● **What to produce**: Give all of the lines again exactly as they read.

Records that describe figures:
╭──

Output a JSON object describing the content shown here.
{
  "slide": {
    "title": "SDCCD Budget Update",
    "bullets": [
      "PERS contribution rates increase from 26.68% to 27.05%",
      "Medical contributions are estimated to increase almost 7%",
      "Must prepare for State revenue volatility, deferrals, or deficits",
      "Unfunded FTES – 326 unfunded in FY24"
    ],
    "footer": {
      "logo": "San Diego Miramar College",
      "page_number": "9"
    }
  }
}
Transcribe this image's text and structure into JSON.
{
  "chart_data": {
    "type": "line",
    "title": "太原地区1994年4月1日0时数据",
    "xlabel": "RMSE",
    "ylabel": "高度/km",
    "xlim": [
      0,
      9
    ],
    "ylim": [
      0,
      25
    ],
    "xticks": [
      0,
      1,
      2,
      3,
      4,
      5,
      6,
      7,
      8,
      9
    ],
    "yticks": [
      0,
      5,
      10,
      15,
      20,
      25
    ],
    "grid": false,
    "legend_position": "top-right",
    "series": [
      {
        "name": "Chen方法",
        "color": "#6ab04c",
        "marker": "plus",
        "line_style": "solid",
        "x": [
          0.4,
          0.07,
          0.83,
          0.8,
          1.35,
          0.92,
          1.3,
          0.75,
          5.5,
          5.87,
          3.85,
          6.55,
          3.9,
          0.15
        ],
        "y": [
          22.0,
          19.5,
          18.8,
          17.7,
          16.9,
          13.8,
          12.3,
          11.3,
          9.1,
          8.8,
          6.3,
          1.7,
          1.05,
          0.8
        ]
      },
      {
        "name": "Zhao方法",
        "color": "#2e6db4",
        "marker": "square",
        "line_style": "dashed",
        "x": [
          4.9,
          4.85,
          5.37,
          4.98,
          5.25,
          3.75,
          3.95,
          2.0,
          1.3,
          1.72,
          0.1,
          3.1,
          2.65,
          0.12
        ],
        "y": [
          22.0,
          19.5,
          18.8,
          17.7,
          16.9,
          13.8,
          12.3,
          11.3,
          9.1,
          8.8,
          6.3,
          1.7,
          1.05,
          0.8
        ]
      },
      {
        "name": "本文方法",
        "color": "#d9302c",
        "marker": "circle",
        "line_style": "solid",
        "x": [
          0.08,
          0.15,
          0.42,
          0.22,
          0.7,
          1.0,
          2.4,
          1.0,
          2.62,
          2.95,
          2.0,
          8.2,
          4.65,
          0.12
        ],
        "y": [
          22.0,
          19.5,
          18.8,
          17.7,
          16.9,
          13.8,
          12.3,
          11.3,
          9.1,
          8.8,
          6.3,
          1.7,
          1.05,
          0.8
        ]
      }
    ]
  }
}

╰──

● **Exercise solution**:
Output a JSON object describing the content shown here.
{
  "slide": {
    "title": "SDCCD Budget Update",
    "bullets": [
      "PERS contribution rates increase from 26.68% to 27.05%",
      "Medical contributions are estimated to increase almost 7%",
      "Must prepare for State revenue volatility, deferrals, or deficits",
      "Unfunded FTES – 326 unfunded in FY24"
    ],
    "footer": {
      "logo": "San Diego Miramar College",
      "page_number": "9"
    }
  }
}
Transcribe this image's text and structure into JSON.
{
  "chart_data": {
    "type": "line",
    "title": "太原地区1994年4月1日0时数据",
    "xlabel": "RMSE",
    "ylabel": "高度/km",
    "xlim": [
      0,
      9
    ],
    "ylim": [
      0,
      25
    ],
    "xticks": [
      0,
      1,
      2,
      3,
      4,
      5,
      6,
      7,
      8,
      9
    ],
    "yticks": [
      0,
      5,
      10,
      15,
      20,
      25
    ],
    "grid": false,
    "legend_position": "top-right",
    "series": [
      {
        "name": "Chen方法",
        "color": "#6ab04c",
        "marker": "plus",
        "line_style": "solid",
        "x": [
          0.4,
          0.07,
          0.83,
          0.8,
          1.35,
          0.92,
          1.3,
          0.75,
          5.5,
          5.87,
          3.85,
          6.55,
          3.9,
          0.15
        ],
        "y": [
          22.0,
          19.5,
          18.8,
          17.7,
          16.9,
          13.8,
          12.3,
          11.3,
          9.1,
          8.8,
          6.3,
          1.7,
          1.05,
          0.8
        ]
      },
      {
        "name": "Zhao方法",
        "color": "#2e6db4",
        "marker": "square",
        "line_style": "dashed",
        "x": [
          4.9,
          4.85,
          5.37,
          4.98,
          5.25,
          3.75,
          3.95,
          2.0,
          1.3,
          1.72,
          0.1,
          3.1,
          2.65,
          0.12
        ],
        "y": [
          22.0,
          19.5,
          18.8,
          17.7,
          16.9,
          13.8,
          12.3,
          11.3,
          9.1,
          8.8,
          6.3,
          1.7,
          1.05,
          0.8
        ]
      },
      {
        "name": "本文方法",
        "color": "#d9302c",
        "marker": "circle",
        "line_style": "solid",
        "x": [
          0.08,
          0.15,
          0.42,
          0.22,
          0.7,
          1.0,
          2.4,
          1.0,
          2.62,
          2.95,
          2.0,
          8.2,
          4.65,
          0.12
        ],
        "y": [
          22.0,
          19.5,
          18.8,
          17.7,
          16.9,
          13.8,
          12.3,
          11.3,
          9.1,
          8.8,
          6.3,
          1.7,
          1.05,
          0.8
        ]
      }
    ]
  }
}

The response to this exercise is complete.